─── Data extract

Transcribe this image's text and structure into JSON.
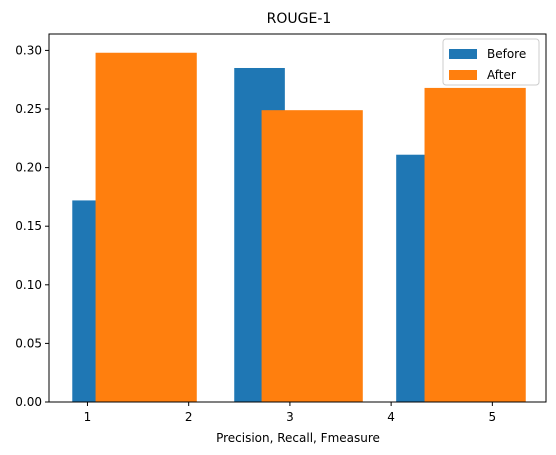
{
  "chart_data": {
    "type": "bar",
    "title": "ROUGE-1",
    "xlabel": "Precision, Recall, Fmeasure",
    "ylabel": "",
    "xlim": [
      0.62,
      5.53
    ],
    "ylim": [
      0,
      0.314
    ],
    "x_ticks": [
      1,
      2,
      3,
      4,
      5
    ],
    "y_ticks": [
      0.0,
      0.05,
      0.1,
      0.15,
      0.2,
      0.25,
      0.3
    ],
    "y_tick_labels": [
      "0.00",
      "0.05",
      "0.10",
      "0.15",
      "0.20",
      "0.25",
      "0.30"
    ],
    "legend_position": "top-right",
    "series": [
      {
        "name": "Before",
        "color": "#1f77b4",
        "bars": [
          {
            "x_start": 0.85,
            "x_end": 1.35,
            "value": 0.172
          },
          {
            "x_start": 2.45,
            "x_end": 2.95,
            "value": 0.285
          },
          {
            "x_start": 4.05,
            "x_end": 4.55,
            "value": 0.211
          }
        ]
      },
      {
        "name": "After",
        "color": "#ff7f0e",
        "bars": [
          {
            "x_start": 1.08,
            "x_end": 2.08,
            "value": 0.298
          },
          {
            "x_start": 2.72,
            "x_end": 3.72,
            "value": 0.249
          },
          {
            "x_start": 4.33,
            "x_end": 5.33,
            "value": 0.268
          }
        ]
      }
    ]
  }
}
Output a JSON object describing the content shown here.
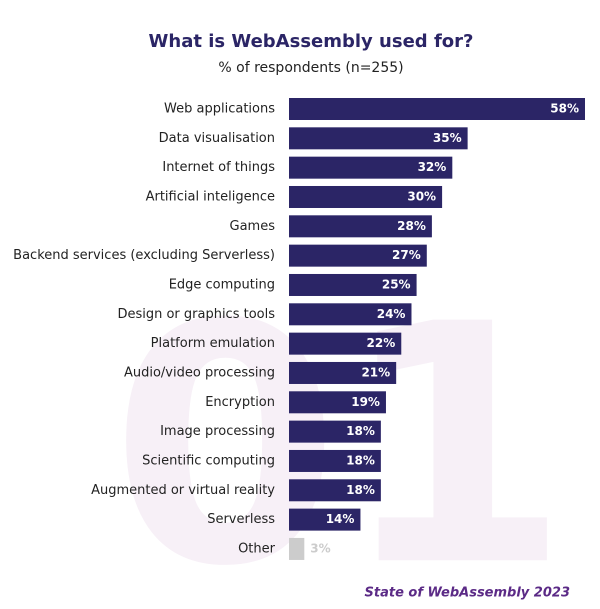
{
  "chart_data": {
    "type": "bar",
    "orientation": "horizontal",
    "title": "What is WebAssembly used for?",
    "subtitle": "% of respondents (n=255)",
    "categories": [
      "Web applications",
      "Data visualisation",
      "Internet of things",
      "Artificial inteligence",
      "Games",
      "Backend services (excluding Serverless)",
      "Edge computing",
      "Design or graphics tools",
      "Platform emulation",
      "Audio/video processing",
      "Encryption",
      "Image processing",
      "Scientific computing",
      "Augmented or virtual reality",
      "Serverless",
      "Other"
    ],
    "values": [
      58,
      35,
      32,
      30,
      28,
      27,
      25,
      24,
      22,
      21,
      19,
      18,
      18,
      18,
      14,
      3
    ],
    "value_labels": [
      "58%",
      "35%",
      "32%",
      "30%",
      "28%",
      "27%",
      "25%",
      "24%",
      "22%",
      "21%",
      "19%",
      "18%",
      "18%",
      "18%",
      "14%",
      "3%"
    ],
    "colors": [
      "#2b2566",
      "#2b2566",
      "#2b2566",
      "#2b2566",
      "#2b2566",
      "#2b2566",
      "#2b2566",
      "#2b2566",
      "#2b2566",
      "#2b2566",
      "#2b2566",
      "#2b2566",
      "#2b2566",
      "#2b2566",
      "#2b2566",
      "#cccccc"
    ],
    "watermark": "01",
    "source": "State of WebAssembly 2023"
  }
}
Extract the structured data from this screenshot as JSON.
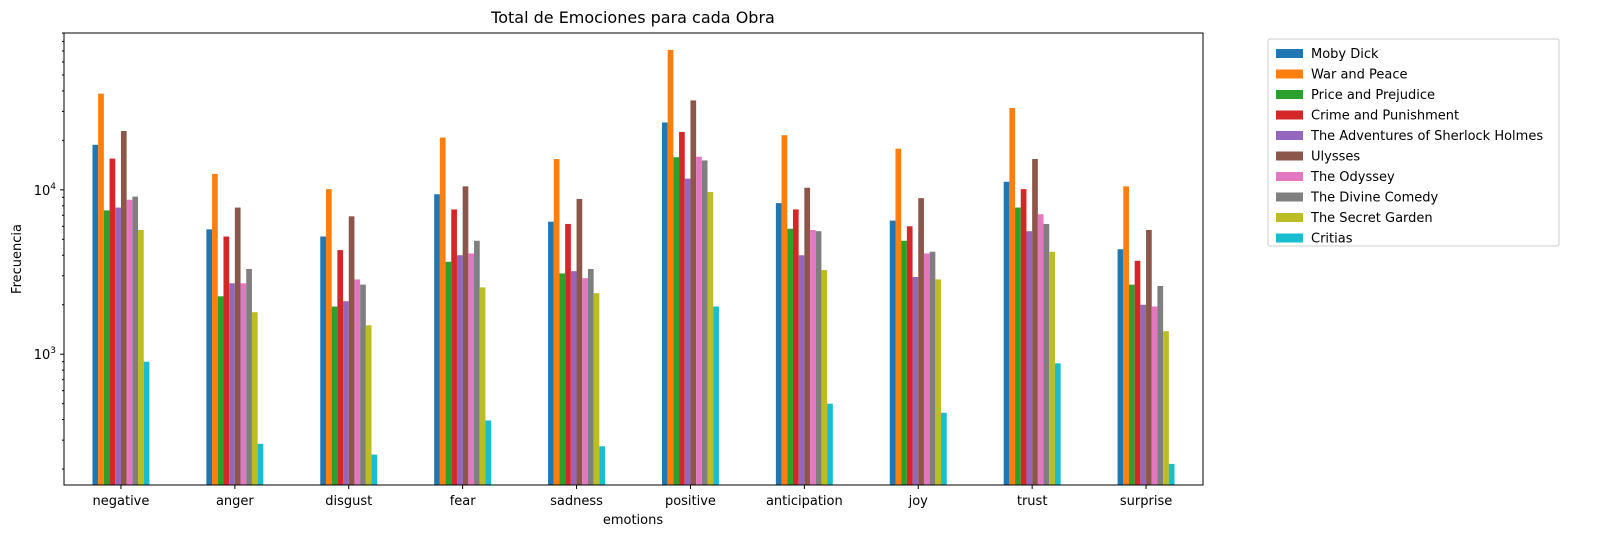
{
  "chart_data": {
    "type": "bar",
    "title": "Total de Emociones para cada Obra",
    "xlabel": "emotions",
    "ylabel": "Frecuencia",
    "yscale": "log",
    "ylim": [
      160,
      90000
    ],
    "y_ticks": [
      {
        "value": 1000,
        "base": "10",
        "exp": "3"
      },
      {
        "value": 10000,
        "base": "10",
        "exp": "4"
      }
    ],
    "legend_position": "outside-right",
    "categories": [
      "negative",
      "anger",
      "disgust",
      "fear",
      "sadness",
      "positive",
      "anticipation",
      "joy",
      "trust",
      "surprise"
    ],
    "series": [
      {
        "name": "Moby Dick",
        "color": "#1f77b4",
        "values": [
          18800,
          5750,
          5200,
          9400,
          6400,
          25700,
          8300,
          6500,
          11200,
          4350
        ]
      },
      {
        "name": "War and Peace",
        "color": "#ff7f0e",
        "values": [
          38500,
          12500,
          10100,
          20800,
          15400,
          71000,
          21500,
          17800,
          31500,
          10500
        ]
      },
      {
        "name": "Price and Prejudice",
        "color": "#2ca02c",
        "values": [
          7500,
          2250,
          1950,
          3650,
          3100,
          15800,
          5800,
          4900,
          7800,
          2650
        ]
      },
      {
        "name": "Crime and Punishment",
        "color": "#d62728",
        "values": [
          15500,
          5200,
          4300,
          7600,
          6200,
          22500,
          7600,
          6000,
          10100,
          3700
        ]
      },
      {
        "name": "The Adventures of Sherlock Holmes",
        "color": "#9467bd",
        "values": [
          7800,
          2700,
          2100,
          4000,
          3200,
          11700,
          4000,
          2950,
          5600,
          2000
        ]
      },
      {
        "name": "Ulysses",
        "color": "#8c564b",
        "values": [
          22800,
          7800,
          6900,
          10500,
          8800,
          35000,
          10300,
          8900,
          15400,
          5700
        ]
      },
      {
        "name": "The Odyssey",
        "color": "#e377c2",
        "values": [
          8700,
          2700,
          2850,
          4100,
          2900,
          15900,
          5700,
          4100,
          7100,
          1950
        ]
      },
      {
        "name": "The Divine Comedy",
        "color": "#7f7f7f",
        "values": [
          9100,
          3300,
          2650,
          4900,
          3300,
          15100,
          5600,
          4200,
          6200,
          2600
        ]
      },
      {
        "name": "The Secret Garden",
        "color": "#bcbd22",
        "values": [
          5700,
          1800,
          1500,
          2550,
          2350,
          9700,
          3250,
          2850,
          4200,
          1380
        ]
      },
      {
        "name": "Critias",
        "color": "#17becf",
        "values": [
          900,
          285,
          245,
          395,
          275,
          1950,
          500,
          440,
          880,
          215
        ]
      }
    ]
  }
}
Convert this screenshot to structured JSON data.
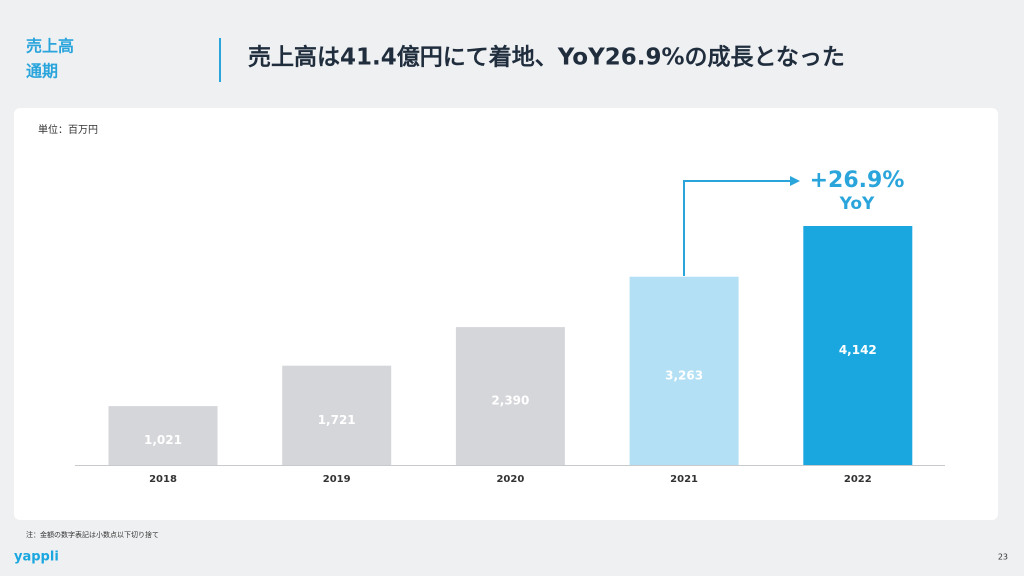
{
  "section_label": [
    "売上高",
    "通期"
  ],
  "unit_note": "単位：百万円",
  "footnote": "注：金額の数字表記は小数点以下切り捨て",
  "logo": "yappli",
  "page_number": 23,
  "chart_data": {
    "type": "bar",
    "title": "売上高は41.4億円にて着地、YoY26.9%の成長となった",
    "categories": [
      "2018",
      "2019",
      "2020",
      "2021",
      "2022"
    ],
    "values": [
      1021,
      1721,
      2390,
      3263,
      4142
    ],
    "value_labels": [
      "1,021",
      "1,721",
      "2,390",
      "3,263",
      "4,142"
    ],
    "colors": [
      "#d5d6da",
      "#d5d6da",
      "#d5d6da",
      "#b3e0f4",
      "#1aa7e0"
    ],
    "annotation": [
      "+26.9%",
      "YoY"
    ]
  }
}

──────

▶ Short task: Restate the data above word for word. Skip every picture.

▶ Result of this task:
Transcribe this image's text and structure into JSON.
{
  "chart_data": {
    "type": "bar",
    "title": "ROUGE-1",
    "xlabel": "Precision, Recall, Fmeasure",
    "ylabel": "",
    "xlim": [
      0.62,
      5.53
    ],
    "ylim": [
      0,
      0.314
    ],
    "x_ticks": [
      1,
      2,
      3,
      4,
      5
    ],
    "y_ticks": [
      0.0,
      0.05,
      0.1,
      0.15,
      0.2,
      0.25,
      0.3
    ],
    "y_tick_labels": [
      "0.00",
      "0.05",
      "0.10",
      "0.15",
      "0.20",
      "0.25",
      "0.30"
    ],
    "legend_position": "top-right",
    "series": [
      {
        "name": "Before",
        "color": "#1f77b4",
        "bars": [
          {
            "x_start": 0.85,
            "x_end": 1.35,
            "value": 0.172
          },
          {
            "x_start": 2.45,
            "x_end": 2.95,
            "value": 0.285
          },
          {
            "x_start": 4.05,
            "x_end": 4.55,
            "value": 0.211
          }
        ]
      },
      {
        "name": "After",
        "color": "#ff7f0e",
        "bars": [
          {
            "x_start": 1.08,
            "x_end": 2.08,
            "value": 0.298
          },
          {
            "x_start": 2.72,
            "x_end": 3.72,
            "value": 0.249
          },
          {
            "x_start": 4.33,
            "x_end": 5.33,
            "value": 0.268
          }
        ]
      }
    ]
  }
}
Output a JSON object describing the content shown here.
{
  "chart_data": {
    "type": "bar",
    "orientation": "horizontal",
    "title": "What is WebAssembly used for?",
    "subtitle": "% of respondents (n=255)",
    "categories": [
      "Web applications",
      "Data visualisation",
      "Internet of things",
      "Artificial inteligence",
      "Games",
      "Backend services (excluding Serverless)",
      "Edge computing",
      "Design or graphics tools",
      "Platform emulation",
      "Audio/video processing",
      "Encryption",
      "Image processing",
      "Scientific computing",
      "Augmented or virtual reality",
      "Serverless",
      "Other"
    ],
    "values": [
      58,
      35,
      32,
      30,
      28,
      27,
      25,
      24,
      22,
      21,
      19,
      18,
      18,
      18,
      14,
      3
    ],
    "value_labels": [
      "58%",
      "35%",
      "32%",
      "30%",
      "28%",
      "27%",
      "25%",
      "24%",
      "22%",
      "21%",
      "19%",
      "18%",
      "18%",
      "18%",
      "14%",
      "3%"
    ],
    "colors": [
      "#2b2566",
      "#2b2566",
      "#2b2566",
      "#2b2566",
      "#2b2566",
      "#2b2566",
      "#2b2566",
      "#2b2566",
      "#2b2566",
      "#2b2566",
      "#2b2566",
      "#2b2566",
      "#2b2566",
      "#2b2566",
      "#2b2566",
      "#cccccc"
    ],
    "watermark": "01",
    "source": "State of WebAssembly 2023"
  }
}
Extract the structured data from this screenshot as JSON.
{
  "chart_data": {
    "type": "bar",
    "title": "Total de Emociones para cada Obra",
    "xlabel": "emotions",
    "ylabel": "Frecuencia",
    "yscale": "log",
    "ylim": [
      160,
      90000
    ],
    "y_ticks": [
      {
        "value": 1000,
        "base": "10",
        "exp": "3"
      },
      {
        "value": 10000,
        "base": "10",
        "exp": "4"
      }
    ],
    "legend_position": "outside-right",
    "categories": [
      "negative",
      "anger",
      "disgust",
      "fear",
      "sadness",
      "positive",
      "anticipation",
      "joy",
      "trust",
      "surprise"
    ],
    "series": [
      {
        "name": "Moby Dick",
        "color": "#1f77b4",
        "values": [
          18800,
          5750,
          5200,
          9400,
          6400,
          25700,
          8300,
          6500,
          11200,
          4350
        ]
      },
      {
        "name": "War and Peace",
        "color": "#ff7f0e",
        "values": [
          38500,
          12500,
          10100,
          20800,
          15400,
          71000,
          21500,
          17800,
          31500,
          10500
        ]
      },
      {
        "name": "Price and Prejudice",
        "color": "#2ca02c",
        "values": [
          7500,
          2250,
          1950,
          3650,
          3100,
          15800,
          5800,
          4900,
          7800,
          2650
        ]
      },
      {
        "name": "Crime and Punishment",
        "color": "#d62728",
        "values": [
          15500,
          5200,
          4300,
          7600,
          6200,
          22500,
          7600,
          6000,
          10100,
          3700
        ]
      },
      {
        "name": "The Adventures of Sherlock Holmes",
        "color": "#9467bd",
        "values": [
          7800,
          2700,
          2100,
          4000,
          3200,
          11700,
          4000,
          2950,
          5600,
          2000
        ]
      },
      {
        "name": "Ulysses",
        "color": "#8c564b",
        "values": [
          22800,
          7800,
          6900,
          10500,
          8800,
          35000,
          10300,
          8900,
          15400,
          5700
        ]
      },
      {
        "name": "The Odyssey",
        "color": "#e377c2",
        "values": [
          8700,
          2700,
          2850,
          4100,
          2900,
          15900,
          5700,
          4100,
          7100,
          1950
        ]
      },
      {
        "name": "The Divine Comedy",
        "color": "#7f7f7f",
        "values": [
          9100,
          3300,
          2650,
          4900,
          3300,
          15100,
          5600,
          4200,
          6200,
          2600
        ]
      },
      {
        "name": "The Secret Garden",
        "color": "#bcbd22",
        "values": [
          5700,
          1800,
          1500,
          2550,
          2350,
          9700,
          3250,
          2850,
          4200,
          1380
        ]
      },
      {
        "name": "Critias",
        "color": "#17becf",
        "values": [
          900,
          285,
          245,
          395,
          275,
          1950,
          500,
          440,
          880,
          215
        ]
      }
    ]
  }
}
Convert this screenshot to structured JSON data.
{
  "section_label": [
    "売上高",
    "通期"
  ],
  "unit_note": "単位：百万円",
  "footnote": "注：金額の数字表記は小数点以下切り捨て",
  "logo": "yappli",
  "page_number": 23,
  "chart_data": {
    "type": "bar",
    "title": "売上高は41.4億円にて着地、YoY26.9%の成長となった",
    "categories": [
      "2018",
      "2019",
      "2020",
      "2021",
      "2022"
    ],
    "values": [
      1021,
      1721,
      2390,
      3263,
      4142
    ],
    "value_labels": [
      "1,021",
      "1,721",
      "2,390",
      "3,263",
      "4,142"
    ],
    "colors": [
      "#d5d6da",
      "#d5d6da",
      "#d5d6da",
      "#b3e0f4",
      "#1aa7e0"
    ],
    "annotation": [
      "+26.9%",
      "YoY"
    ]
  }
}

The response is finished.